──────── Data shown ────────
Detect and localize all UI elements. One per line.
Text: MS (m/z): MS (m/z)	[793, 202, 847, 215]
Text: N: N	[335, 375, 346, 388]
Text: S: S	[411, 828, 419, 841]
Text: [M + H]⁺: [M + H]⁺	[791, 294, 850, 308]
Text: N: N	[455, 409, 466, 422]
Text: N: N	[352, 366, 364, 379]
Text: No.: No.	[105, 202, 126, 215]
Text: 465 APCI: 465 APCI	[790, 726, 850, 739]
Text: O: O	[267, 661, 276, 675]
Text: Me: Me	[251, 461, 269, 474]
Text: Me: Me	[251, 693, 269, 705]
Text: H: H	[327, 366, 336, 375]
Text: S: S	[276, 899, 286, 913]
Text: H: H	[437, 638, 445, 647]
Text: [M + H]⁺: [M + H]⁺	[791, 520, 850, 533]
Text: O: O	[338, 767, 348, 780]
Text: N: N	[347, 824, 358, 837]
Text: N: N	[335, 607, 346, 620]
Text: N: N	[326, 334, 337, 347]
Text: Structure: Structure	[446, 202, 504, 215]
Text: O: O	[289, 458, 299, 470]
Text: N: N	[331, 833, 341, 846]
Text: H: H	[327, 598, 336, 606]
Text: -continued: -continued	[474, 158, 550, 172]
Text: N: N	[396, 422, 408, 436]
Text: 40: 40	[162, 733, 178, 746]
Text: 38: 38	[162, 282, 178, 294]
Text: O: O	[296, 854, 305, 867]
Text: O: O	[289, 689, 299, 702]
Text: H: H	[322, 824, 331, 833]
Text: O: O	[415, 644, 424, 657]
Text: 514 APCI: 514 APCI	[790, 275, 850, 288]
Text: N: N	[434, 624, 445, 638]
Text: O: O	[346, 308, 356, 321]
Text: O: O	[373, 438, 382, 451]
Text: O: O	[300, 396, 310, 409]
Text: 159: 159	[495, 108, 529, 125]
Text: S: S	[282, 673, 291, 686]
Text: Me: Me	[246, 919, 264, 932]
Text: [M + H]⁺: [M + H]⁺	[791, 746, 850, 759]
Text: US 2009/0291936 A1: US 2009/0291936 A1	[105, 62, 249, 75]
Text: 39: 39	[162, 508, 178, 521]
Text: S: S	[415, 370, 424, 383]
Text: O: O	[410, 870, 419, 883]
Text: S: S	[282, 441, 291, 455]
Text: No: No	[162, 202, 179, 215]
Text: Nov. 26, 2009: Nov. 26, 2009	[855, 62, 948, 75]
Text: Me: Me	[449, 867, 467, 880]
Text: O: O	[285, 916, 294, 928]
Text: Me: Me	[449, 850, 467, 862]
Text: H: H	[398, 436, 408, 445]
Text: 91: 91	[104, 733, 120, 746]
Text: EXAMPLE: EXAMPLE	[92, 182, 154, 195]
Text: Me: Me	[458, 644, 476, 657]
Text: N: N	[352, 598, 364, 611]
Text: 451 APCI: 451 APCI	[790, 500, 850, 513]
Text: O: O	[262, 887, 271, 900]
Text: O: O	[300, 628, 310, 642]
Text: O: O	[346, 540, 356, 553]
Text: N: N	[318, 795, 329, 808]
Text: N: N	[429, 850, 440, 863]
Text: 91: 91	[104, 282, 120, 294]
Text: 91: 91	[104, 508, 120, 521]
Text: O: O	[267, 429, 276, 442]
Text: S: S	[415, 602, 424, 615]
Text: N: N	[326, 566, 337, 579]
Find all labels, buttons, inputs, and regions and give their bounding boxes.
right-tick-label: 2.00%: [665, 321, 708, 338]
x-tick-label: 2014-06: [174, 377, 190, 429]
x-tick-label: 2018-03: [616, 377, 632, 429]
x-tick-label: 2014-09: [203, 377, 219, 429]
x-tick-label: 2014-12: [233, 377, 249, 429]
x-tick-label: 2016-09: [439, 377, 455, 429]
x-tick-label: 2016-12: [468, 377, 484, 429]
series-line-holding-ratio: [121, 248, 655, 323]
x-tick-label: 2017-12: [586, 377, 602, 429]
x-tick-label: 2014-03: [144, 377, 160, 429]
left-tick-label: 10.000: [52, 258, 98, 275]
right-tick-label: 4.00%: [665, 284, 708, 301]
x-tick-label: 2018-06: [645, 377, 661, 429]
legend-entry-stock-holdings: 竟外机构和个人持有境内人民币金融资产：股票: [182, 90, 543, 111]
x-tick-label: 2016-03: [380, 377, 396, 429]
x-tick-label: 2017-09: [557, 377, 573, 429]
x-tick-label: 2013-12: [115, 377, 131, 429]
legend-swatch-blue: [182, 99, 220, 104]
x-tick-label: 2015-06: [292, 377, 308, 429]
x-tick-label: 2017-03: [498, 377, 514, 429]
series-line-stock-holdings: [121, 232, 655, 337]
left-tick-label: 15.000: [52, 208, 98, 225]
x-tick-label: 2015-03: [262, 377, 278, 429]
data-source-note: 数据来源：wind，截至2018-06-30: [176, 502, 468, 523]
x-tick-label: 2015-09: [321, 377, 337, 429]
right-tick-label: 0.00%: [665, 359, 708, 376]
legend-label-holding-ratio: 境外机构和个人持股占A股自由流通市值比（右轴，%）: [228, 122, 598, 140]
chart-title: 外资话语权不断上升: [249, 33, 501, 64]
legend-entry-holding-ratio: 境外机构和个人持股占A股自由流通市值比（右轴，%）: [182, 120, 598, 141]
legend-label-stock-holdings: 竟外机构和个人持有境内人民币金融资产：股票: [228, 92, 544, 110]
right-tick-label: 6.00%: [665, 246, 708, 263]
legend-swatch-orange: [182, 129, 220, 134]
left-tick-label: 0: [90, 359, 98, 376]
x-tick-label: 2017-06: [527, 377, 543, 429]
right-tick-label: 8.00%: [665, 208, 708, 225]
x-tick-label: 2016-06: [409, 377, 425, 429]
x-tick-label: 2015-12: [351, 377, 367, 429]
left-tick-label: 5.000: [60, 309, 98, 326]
────────
*Stated exercise:* Copy out the entries again, word for word, from the first line through the line holding "689, 299, 702]", with both ends included.

*Solution below:*
Detect and localize all UI elements. One per line.
Text: MS (m/z): MS (m/z)	[793, 202, 847, 215]
Text: N: N	[335, 375, 346, 388]
Text: S: S	[411, 828, 419, 841]
Text: [M + H]⁺: [M + H]⁺	[791, 294, 850, 308]
Text: N: N	[455, 409, 466, 422]
Text: N: N	[352, 366, 364, 379]
Text: No.: No.	[105, 202, 126, 215]
Text: 465 APCI: 465 APCI	[790, 726, 850, 739]
Text: O: O	[267, 661, 276, 675]
Text: Me: Me	[251, 461, 269, 474]
Text: Me: Me	[251, 693, 269, 705]
Text: H: H	[327, 366, 336, 375]
Text: S: S	[276, 899, 286, 913]
Text: H: H	[437, 638, 445, 647]
Text: [M + H]⁺: [M + H]⁺	[791, 520, 850, 533]
Text: O: O	[338, 767, 348, 780]
Text: N: N	[347, 824, 358, 837]
Text: N: N	[335, 607, 346, 620]
Text: N: N	[326, 334, 337, 347]
Text: Structure: Structure	[446, 202, 504, 215]
Text: O: O	[289, 458, 299, 470]
Text: N: N	[331, 833, 341, 846]
Text: H: H	[327, 598, 336, 606]
Text: -continued: -continued	[474, 158, 550, 172]
Text: N: N	[396, 422, 408, 436]
Text: 40: 40	[162, 733, 178, 746]
Text: 38: 38	[162, 282, 178, 294]
Text: O: O	[296, 854, 305, 867]
Text: O: O	[289, 689, 299, 702]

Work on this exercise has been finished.